Part of a data file ->
>>
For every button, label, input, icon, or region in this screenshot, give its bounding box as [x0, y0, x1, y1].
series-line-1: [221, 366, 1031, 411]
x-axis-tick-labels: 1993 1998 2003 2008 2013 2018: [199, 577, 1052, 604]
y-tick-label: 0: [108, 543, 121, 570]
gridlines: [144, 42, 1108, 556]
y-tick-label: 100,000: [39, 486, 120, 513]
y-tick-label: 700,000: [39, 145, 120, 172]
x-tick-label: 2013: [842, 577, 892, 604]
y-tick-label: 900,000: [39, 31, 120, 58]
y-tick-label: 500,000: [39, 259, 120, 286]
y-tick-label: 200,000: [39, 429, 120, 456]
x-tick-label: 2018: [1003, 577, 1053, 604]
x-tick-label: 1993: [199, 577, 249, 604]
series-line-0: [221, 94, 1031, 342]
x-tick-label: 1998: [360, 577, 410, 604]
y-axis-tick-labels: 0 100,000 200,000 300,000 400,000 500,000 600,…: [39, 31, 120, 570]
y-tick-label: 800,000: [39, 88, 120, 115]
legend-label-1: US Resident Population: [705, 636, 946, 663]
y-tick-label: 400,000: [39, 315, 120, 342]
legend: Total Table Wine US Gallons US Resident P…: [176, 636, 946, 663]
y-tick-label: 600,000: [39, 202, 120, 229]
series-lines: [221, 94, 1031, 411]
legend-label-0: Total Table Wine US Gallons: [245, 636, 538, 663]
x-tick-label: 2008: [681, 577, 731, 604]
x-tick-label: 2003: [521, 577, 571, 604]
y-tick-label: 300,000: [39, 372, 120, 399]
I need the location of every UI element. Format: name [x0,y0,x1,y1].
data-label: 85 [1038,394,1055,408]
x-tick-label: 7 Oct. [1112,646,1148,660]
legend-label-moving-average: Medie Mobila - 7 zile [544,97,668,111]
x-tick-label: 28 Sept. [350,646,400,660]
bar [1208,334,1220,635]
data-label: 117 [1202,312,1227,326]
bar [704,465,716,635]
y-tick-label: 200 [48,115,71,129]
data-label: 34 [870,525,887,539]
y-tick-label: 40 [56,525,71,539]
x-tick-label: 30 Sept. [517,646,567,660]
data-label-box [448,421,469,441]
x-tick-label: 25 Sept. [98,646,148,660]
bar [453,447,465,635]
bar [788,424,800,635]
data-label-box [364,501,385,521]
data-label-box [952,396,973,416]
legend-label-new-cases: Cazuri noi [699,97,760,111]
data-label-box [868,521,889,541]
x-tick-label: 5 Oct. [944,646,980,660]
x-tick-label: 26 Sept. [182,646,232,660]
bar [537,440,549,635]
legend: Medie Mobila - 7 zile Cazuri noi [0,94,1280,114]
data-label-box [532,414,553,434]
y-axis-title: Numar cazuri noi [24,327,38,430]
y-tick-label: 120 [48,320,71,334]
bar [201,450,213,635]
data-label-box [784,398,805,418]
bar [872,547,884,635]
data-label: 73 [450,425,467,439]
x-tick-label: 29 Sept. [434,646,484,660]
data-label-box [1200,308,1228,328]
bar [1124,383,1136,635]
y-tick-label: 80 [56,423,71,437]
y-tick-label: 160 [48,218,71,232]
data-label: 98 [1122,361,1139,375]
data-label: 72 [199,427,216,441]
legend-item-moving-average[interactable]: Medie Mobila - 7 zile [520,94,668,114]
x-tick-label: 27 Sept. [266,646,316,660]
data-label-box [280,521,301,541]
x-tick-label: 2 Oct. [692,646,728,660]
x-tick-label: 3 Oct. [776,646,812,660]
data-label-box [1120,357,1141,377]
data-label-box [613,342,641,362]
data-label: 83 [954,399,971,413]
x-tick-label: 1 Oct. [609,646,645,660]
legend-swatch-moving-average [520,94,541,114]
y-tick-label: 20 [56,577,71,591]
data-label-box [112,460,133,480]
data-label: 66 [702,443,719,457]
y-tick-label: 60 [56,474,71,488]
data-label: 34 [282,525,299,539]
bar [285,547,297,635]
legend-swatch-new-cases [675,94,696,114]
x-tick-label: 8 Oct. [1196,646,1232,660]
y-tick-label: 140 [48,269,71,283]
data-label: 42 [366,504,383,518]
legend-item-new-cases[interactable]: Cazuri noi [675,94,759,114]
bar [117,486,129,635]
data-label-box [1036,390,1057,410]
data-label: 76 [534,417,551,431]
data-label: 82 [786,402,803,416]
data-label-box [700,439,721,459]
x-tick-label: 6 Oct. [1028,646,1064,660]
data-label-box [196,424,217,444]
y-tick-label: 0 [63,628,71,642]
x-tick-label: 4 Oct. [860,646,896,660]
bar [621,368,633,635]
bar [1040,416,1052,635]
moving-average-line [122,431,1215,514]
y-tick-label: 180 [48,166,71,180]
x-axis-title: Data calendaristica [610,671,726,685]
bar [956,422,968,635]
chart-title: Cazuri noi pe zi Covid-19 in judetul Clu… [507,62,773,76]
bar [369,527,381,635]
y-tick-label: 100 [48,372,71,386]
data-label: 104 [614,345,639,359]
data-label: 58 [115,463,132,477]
<<
Stated problem ->
Copy the records word for word from their first line through the line that contains "data-label-box [532,414,553,434]", including both of those lines.

Output of the task ->
For every button, label, input, icon, or region in this screenshot, give its bounding box as [x0, y0, x1, y1].
series-line-1: [221, 366, 1031, 411]
x-axis-tick-labels: 1993 1998 2003 2008 2013 2018: [199, 577, 1052, 604]
y-tick-label: 0: [108, 543, 121, 570]
gridlines: [144, 42, 1108, 556]
y-tick-label: 100,000: [39, 486, 120, 513]
y-tick-label: 700,000: [39, 145, 120, 172]
x-tick-label: 2013: [842, 577, 892, 604]
y-tick-label: 900,000: [39, 31, 120, 58]
y-tick-label: 500,000: [39, 259, 120, 286]
y-tick-label: 200,000: [39, 429, 120, 456]
x-tick-label: 2018: [1003, 577, 1053, 604]
x-tick-label: 1993: [199, 577, 249, 604]
series-line-0: [221, 94, 1031, 342]
x-tick-label: 1998: [360, 577, 410, 604]
y-axis-tick-labels: 0 100,000 200,000 300,000 400,000 500,000 600,…: [39, 31, 120, 570]
y-tick-label: 800,000: [39, 88, 120, 115]
legend-label-1: US Resident Population: [705, 636, 946, 663]
y-tick-label: 400,000: [39, 315, 120, 342]
legend: Total Table Wine US Gallons US Resident P…: [176, 636, 946, 663]
y-tick-label: 600,000: [39, 202, 120, 229]
series-lines: [221, 94, 1031, 411]
legend-label-0: Total Table Wine US Gallons: [245, 636, 538, 663]
x-tick-label: 2008: [681, 577, 731, 604]
x-tick-label: 2003: [521, 577, 571, 604]
y-tick-label: 300,000: [39, 372, 120, 399]
I need the location of every UI element. Format: name [x0,y0,x1,y1].
data-label: 85 [1038,394,1055,408]
x-tick-label: 7 Oct. [1112,646,1148,660]
legend-label-moving-average: Medie Mobila - 7 zile [544,97,668,111]
x-tick-label: 28 Sept. [350,646,400,660]
bar [1208,334,1220,635]
data-label: 117 [1202,312,1227,326]
bar [704,465,716,635]
y-tick-label: 200 [48,115,71,129]
data-label: 34 [870,525,887,539]
y-tick-label: 40 [56,525,71,539]
x-tick-label: 30 Sept. [517,646,567,660]
data-label-box [448,421,469,441]
x-tick-label: 25 Sept. [98,646,148,660]
bar [453,447,465,635]
bar [788,424,800,635]
data-label-box [364,501,385,521]
data-label-box [952,396,973,416]
legend-label-new-cases: Cazuri noi [699,97,760,111]
data-label-box [868,521,889,541]
x-tick-label: 5 Oct. [944,646,980,660]
x-tick-label: 26 Sept. [182,646,232,660]
bar [537,440,549,635]
legend: Medie Mobila - 7 zile Cazuri noi [0,94,1280,114]
data-label-box [532,414,553,434]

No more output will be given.